Collected data

++++

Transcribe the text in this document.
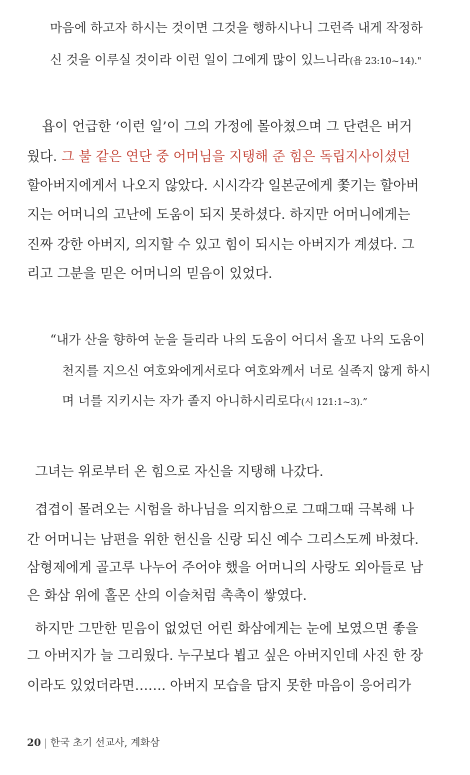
마음에 하고자 하시는 것이면 그것을 행하시나니 그런즉 내게 작정하
신 것을 이루실 것이라 이런 일이 그에게 많이 있느니라(욥 23:10~14)."
욥이 언급한 ‘이런 일’이 그의 가정에 몰아쳤으며 그 단련은 버거
웠다. 그 불 같은 연단 중 어머님을 지탱해 준 힘은 독립지사이셨던
할아버지에게서 나오지 않았다. 시시각각 일본군에게 쫓기는 할아버
지는 어머니의 고난에 도움이 되지 못하셨다. 하지만 어머니에게는
진짜 강한 아버지, 의지할 수 있고 힘이 되시는 아버지가 계셨다. 그
리고 그분을 믿은 어머니의 믿음이 있었다.
“내가 산을 향하여 눈을 들리라 나의 도움이 어디서 올꼬 나의 도움이
천지를 지으신 여호와에게서로다 여호와께서 너로 실족지 않게 하시
며 너를 지키시는 자가 졸지 아니하시리로다(시 121:1~3).”
그녀는 위로부터 온 힘으로 자신을 지탱해 나갔다.
겹겹이 몰려오는 시험을 하나님을 의지함으로 그때그때 극복해 나
간 어머니는 남편을 위한 헌신을 신랑 되신 예수 그리스도께 바쳤다.
삼형제에게 골고루 나누어 주어야 했을 어머니의 사랑도 외아들로 남
은 화삼 위에 홀몬 산의 이슬처럼 촉촉이 쌓였다.
하지만 그만한 믿음이 없었던 어린 화삼에게는 눈에 보였으면 좋을
그 아버지가 늘 그리웠다. 누구보다 뵙고 싶은 아버지인데 사진 한 장
이라도 있었더라면……. 아버지 모습을 담지 못한 마음이 응어리가
20 | 한국 초기 선교사, 계화삼
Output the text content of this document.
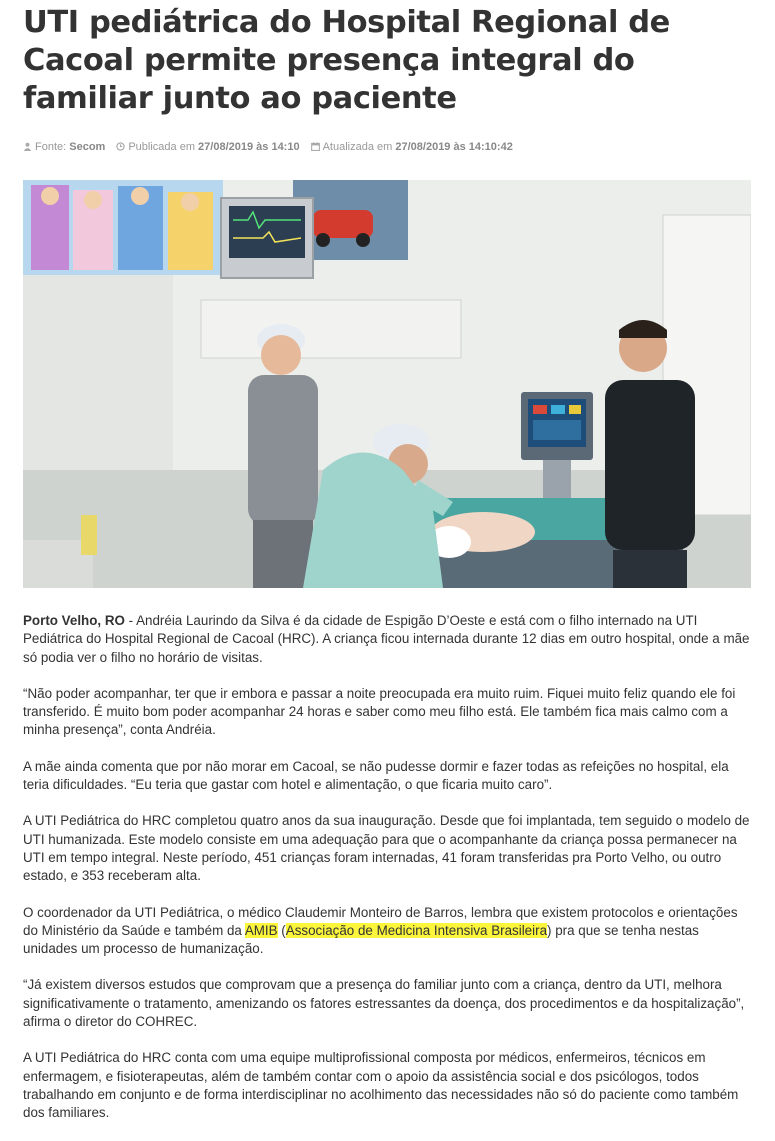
UTI pediátrica do Hospital Regional de Cacoal permite presença integral do familiar junto ao paciente
Fonte: Secom	Publicada em 27/08/2019 às 14:10	Atualizada em 27/08/2019 às 14:10:42

Porto Velho, RO - Andréia Laurindo da Silva é da cidade de Espigão D’Oeste e está com o filho internado na UTI Pediátrica do Hospital Regional de Cacoal (HRC). A criança ficou internada durante 12 dias em outro hospital, onde a mãe só podia ver o filho no horário de visitas.

“Não poder acompanhar, ter que ir embora e passar a noite preocupada era muito ruim. Fiquei muito feliz quando ele foi transferido. É muito bom poder acompanhar 24 horas e saber como meu filho está. Ele também fica mais calmo com a minha presença”, conta Andréia.

A mãe ainda comenta que por não morar em Cacoal, se não pudesse dormir e fazer todas as refeições no hospital, ela teria dificuldades. “Eu teria que gastar com hotel e alimentação, o que ficaria muito caro”.

A UTI Pediátrica do HRC completou quatro anos da sua inauguração. Desde que foi implantada, tem seguido o modelo de UTI humanizada. Este modelo consiste em uma adequação para que o acompanhante da criança possa permanecer na UTI em tempo integral. Neste período, 451 crianças foram internadas, 41 foram transferidas pra Porto Velho, ou outro estado, e 353 receberam alta.

O coordenador da UTI Pediátrica, o médico Claudemir Monteiro de Barros, lembra que existem protocolos e orientações do Ministério da Saúde e também da AMIB (Associação de Medicina Intensiva Brasileira) pra que se tenha nestas unidades um processo de humanização.

“Já existem diversos estudos que comprovam que a presença do familiar junto com a criança, dentro da UTI, melhora significativamente o tratamento, amenizando os fatores estressantes da doença, dos procedimentos e da hospitalização”, afirma o diretor do COHREC.

A UTI Pediátrica do HRC conta com uma equipe multiprofissional composta por médicos, enfermeiros, técnicos em enfermagem, e fisioterapeutas, além de também contar com o apoio da assistência social e dos psicólogos, todos trabalhando em conjunto e de forma interdisciplinar no acolhimento das necessidades não só do paciente como também dos familiares.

++++

### [TASK TO COMPLETE]
Would you mind returning each entry above word for word, skipping the images?

### [OUTPUT FOR THIS EXERCISE]
Transcribe the text in this document.
마음에 하고자 하시는 것이면 그것을 행하시나니 그런즉 내게 작정하
신 것을 이루실 것이라 이런 일이 그에게 많이 있느니라(욥 23:10~14)."
욥이 언급한 ‘이런 일’이 그의 가정에 몰아쳤으며 그 단련은 버거
웠다. 그 불 같은 연단 중 어머님을 지탱해 준 힘은 독립지사이셨던
할아버지에게서 나오지 않았다. 시시각각 일본군에게 쫓기는 할아버
지는 어머니의 고난에 도움이 되지 못하셨다. 하지만 어머니에게는
진짜 강한 아버지, 의지할 수 있고 힘이 되시는 아버지가 계셨다. 그
리고 그분을 믿은 어머니의 믿음이 있었다.
“내가 산을 향하여 눈을 들리라 나의 도움이 어디서 올꼬 나의 도움이
천지를 지으신 여호와에게서로다 여호와께서 너로 실족지 않게 하시
며 너를 지키시는 자가 졸지 아니하시리로다(시 121:1~3).”
그녀는 위로부터 온 힘으로 자신을 지탱해 나갔다.
겹겹이 몰려오는 시험을 하나님을 의지함으로 그때그때 극복해 나
간 어머니는 남편을 위한 헌신을 신랑 되신 예수 그리스도께 바쳤다.
삼형제에게 골고루 나누어 주어야 했을 어머니의 사랑도 외아들로 남
은 화삼 위에 홀몬 산의 이슬처럼 촉촉이 쌓였다.
하지만 그만한 믿음이 없었던 어린 화삼에게는 눈에 보였으면 좋을
그 아버지가 늘 그리웠다. 누구보다 뵙고 싶은 아버지인데 사진 한 장
이라도 있었더라면……. 아버지 모습을 담지 못한 마음이 응어리가
20 | 한국 초기 선교사, 계화삼
Output the text content of this document.
UTI pediátrica do Hospital Regional de Cacoal permite presença integral do familiar junto ao paciente
Fonte: Secom	Publicada em 27/08/2019 às 14:10	Atualizada em 27/08/2019 às 14:10:42

Porto Velho, RO - Andréia Laurindo da Silva é da cidade de Espigão D’Oeste e está com o filho internado na UTI Pediátrica do Hospital Regional de Cacoal (HRC). A criança ficou internada durante 12 dias em outro hospital, onde a mãe só podia ver o filho no horário de visitas.

“Não poder acompanhar, ter que ir embora e passar a noite preocupada era muito ruim. Fiquei muito feliz quando ele foi transferido. É muito bom poder acompanhar 24 horas e saber como meu filho está. Ele também fica mais calmo com a minha presença”, conta Andréia.

A mãe ainda comenta que por não morar em Cacoal, se não pudesse dormir e fazer todas as refeições no hospital, ela teria dificuldades. “Eu teria que gastar com hotel e alimentação, o que ficaria muito caro”.

A UTI Pediátrica do HRC completou quatro anos da sua inauguração. Desde que foi implantada, tem seguido o modelo de UTI humanizada. Este modelo consiste em uma adequação para que o acompanhante da criança possa permanecer na UTI em tempo integral. Neste período, 451 crianças foram internadas, 41 foram transferidas pra Porto Velho, ou outro estado, e 353 receberam alta.

O coordenador da UTI Pediátrica, o médico Claudemir Monteiro de Barros, lembra que existem protocolos e orientações do Ministério da Saúde e também da AMIB (Associação de Medicina Intensiva Brasileira) pra que se tenha nestas unidades um processo de humanização.

“Já existem diversos estudos que comprovam que a presença do familiar junto com a criança, dentro da UTI, melhora significativamente o tratamento, amenizando os fatores estressantes da doença, dos procedimentos e da hospitalização”, afirma o diretor do COHREC.

A UTI Pediátrica do HRC conta com uma equipe multiprofissional composta por médicos, enfermeiros, técnicos em enfermagem, e fisioterapeutas, além de também contar com o apoio da assistência social e dos psicólogos, todos trabalhando em conjunto e de forma interdisciplinar no acolhimento das necessidades não só do paciente como também dos familiares.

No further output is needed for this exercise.